> TO BE DONE
In the records below, find each line containing the word "subtitle" and copy it.
# EXTRACTED ENTRIES start
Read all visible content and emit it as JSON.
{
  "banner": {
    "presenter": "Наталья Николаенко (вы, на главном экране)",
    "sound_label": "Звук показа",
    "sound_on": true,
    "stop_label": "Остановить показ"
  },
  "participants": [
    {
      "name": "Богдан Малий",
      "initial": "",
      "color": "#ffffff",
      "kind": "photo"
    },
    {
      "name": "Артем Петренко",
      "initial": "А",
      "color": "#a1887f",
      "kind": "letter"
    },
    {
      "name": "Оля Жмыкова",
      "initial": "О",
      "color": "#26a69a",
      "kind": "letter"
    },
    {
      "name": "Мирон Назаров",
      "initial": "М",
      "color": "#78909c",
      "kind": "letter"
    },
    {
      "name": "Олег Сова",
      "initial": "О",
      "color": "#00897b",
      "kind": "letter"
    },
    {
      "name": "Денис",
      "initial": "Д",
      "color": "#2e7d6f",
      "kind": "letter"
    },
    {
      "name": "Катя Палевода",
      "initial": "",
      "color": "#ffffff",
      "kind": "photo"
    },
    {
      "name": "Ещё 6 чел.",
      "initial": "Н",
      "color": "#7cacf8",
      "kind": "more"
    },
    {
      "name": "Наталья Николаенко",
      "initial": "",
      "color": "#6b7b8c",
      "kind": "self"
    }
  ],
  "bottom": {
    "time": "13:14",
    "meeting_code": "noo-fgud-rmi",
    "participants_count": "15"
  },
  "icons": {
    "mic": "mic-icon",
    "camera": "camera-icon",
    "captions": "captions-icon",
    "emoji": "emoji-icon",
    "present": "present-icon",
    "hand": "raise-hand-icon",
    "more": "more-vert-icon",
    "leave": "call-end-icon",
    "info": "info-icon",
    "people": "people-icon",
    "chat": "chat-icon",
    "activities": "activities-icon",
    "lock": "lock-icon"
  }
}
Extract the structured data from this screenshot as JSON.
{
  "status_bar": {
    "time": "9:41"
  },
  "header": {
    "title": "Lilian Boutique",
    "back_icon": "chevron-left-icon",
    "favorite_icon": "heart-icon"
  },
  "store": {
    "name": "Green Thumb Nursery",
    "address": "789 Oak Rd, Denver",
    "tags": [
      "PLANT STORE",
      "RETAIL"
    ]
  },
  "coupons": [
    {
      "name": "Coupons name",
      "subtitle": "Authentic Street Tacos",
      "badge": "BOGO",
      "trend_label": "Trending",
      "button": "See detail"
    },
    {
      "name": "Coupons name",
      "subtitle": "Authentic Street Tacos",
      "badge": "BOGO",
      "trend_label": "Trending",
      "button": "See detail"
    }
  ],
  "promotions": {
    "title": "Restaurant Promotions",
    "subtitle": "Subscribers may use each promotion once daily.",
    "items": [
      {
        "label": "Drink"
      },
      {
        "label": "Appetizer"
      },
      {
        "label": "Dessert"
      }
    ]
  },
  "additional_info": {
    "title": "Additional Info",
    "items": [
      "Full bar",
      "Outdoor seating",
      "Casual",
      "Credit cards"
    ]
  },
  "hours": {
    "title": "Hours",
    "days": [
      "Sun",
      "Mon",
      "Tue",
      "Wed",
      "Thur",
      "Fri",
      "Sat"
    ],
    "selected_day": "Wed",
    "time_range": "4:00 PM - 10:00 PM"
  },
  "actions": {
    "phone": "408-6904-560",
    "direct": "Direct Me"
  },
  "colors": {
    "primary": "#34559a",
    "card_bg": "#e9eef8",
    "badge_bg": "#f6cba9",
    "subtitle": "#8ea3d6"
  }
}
# EXTRACTED ENTRIES end
> WRITTEN ANSWER
      "subtitle": "Authentic Street Tacos",
      "subtitle": "Authentic Street Tacos",
    "subtitle": "Subscribers may use each promotion once daily.",
    "subtitle": "#8ea3d6"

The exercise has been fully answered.